The problem
Copy every line that holds "Normalised".

Records shown
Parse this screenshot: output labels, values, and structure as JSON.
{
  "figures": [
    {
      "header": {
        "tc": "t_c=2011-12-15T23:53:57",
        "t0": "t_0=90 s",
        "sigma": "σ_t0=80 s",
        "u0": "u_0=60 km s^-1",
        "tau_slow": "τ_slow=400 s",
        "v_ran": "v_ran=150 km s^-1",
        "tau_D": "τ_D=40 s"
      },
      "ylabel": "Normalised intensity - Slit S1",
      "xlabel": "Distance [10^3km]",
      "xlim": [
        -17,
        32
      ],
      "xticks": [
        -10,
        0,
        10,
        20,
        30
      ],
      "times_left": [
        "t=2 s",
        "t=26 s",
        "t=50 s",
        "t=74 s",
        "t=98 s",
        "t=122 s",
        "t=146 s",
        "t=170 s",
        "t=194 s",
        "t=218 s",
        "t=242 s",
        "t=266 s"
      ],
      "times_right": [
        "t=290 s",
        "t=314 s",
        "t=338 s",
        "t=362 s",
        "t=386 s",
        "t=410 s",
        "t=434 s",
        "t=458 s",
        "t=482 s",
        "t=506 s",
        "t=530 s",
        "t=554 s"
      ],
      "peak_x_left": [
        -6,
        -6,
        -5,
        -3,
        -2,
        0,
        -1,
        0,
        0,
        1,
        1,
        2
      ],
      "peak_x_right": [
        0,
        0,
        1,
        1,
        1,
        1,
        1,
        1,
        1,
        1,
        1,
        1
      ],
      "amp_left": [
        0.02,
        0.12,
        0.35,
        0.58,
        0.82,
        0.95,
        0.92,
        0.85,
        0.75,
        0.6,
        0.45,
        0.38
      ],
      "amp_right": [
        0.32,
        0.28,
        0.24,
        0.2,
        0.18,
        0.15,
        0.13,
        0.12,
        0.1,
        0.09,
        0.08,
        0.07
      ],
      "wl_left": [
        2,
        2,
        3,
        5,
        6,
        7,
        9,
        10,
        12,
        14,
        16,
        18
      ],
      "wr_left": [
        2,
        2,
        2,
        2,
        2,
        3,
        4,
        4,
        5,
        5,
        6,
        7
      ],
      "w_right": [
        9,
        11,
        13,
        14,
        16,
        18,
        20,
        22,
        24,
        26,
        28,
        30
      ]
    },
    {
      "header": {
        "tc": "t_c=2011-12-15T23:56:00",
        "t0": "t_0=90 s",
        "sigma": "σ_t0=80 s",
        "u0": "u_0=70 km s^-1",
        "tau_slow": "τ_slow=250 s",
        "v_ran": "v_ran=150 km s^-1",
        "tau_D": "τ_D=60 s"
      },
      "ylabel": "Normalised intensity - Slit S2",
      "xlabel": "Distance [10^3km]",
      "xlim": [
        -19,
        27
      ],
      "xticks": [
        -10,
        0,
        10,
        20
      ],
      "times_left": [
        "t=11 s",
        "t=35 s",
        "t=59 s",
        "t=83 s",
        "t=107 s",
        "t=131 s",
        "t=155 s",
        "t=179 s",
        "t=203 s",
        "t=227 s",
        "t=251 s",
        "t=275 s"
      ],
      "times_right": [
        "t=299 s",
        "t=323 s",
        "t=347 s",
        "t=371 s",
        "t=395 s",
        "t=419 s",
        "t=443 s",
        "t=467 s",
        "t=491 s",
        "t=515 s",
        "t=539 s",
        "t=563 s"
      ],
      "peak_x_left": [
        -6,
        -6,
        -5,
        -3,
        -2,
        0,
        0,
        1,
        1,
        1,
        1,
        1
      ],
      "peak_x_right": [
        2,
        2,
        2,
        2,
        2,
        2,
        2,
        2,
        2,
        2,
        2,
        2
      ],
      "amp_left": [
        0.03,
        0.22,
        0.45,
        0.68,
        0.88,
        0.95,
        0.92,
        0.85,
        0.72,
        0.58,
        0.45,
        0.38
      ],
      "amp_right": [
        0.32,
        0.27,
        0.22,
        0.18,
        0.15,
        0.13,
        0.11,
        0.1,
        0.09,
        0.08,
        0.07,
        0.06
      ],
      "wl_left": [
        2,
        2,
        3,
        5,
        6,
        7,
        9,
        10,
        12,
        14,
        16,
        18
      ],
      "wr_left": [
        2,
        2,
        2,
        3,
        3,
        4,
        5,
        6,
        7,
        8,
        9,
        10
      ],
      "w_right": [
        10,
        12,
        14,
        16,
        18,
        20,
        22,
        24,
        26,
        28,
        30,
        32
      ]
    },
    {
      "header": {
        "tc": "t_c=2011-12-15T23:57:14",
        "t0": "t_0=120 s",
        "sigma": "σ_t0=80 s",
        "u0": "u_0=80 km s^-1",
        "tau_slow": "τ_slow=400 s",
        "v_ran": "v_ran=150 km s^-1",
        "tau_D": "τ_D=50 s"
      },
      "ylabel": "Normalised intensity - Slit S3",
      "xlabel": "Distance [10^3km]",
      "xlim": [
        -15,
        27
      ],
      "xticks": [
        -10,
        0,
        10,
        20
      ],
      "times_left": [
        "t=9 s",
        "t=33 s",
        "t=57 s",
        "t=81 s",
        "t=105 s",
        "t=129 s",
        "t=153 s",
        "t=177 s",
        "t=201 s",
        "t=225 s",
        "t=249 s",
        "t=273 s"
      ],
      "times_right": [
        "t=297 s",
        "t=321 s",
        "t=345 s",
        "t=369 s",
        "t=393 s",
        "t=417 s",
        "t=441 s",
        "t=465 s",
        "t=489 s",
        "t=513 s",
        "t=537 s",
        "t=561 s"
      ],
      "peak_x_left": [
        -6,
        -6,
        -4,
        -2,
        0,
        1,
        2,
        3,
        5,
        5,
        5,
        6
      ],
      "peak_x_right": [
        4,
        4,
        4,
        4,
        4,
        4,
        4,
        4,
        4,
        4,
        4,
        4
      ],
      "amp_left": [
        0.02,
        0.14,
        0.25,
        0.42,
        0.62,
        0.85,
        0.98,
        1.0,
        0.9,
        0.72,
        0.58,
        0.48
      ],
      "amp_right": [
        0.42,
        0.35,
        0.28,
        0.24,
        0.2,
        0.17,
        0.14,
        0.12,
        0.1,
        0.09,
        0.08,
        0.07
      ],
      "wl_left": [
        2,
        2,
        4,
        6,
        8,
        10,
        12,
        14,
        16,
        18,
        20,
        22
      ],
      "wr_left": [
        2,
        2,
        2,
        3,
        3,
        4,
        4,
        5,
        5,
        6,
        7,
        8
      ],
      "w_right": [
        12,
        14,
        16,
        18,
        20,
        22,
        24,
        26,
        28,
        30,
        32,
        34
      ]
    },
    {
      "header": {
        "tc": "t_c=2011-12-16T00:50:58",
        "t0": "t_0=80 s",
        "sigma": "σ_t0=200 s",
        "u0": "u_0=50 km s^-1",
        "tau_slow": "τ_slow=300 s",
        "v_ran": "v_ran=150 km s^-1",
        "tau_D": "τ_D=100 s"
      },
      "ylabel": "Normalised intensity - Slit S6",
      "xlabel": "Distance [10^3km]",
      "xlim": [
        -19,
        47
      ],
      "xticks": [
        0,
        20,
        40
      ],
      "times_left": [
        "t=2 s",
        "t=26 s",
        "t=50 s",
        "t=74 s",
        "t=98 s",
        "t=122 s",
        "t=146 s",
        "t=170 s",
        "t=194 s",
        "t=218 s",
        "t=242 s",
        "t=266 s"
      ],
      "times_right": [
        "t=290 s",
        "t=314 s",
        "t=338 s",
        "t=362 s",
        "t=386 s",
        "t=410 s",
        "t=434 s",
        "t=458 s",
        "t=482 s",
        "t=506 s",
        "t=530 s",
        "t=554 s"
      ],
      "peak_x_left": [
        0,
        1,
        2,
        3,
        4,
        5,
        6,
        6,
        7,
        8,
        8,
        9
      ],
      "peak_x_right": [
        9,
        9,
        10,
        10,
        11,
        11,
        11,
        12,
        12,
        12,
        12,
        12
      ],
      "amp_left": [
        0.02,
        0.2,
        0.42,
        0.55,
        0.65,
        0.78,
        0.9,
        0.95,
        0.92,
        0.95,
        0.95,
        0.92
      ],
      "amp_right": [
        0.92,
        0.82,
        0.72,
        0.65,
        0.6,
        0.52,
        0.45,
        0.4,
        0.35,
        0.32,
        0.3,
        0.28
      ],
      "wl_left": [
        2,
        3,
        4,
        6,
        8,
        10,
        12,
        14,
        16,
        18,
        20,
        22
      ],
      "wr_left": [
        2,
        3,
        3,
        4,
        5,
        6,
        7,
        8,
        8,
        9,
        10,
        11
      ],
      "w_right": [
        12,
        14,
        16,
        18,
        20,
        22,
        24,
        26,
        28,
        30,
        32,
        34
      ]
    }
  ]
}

Result of this task
      "ylabel": "Normalised intensity - Slit S1",
      "ylabel": "Normalised intensity - Slit S2",
      "ylabel": "Normalised intensity - Slit S3",
      "ylabel": "Normalised intensity - Slit S6",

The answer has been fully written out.